Task brief =>
Go through the entries below and print each one exactly, leaving out pictures.

Listed records =>

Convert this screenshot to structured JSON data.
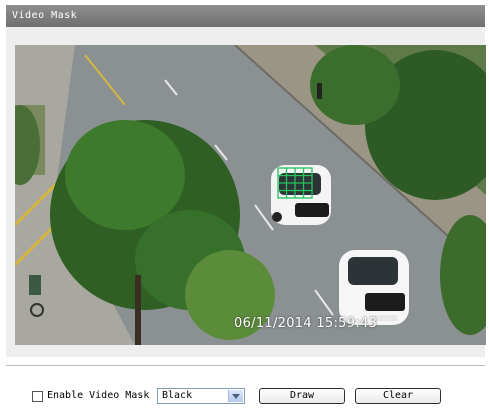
{
  "window": {
    "title": "Video Mask"
  },
  "video": {
    "timestamp": "06/11/2014 15:59:43"
  },
  "controls": {
    "enable_label": "Enable Video Mask",
    "enable_checked": false,
    "color_selected": "Black",
    "draw_label": "Draw",
    "clear_label": "Clear"
  },
  "colors": {
    "titlebar": "#7f7f7f",
    "mask_grid": "#22c35a",
    "panel": "#eeeeee"
  }
}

Problem solution =>
Convert this screenshot to structured JSON data.
{
  "window": {
    "title": "Video Mask"
  },
  "video": {
    "timestamp": "06/11/2014 15:59:43"
  },
  "controls": {
    "enable_label": "Enable Video Mask",
    "enable_checked": false,
    "color_selected": "Black",
    "draw_label": "Draw",
    "clear_label": "Clear"
  },
  "colors": {
    "titlebar": "#7f7f7f",
    "mask_grid": "#22c35a",
    "panel": "#eeeeee"
  }
}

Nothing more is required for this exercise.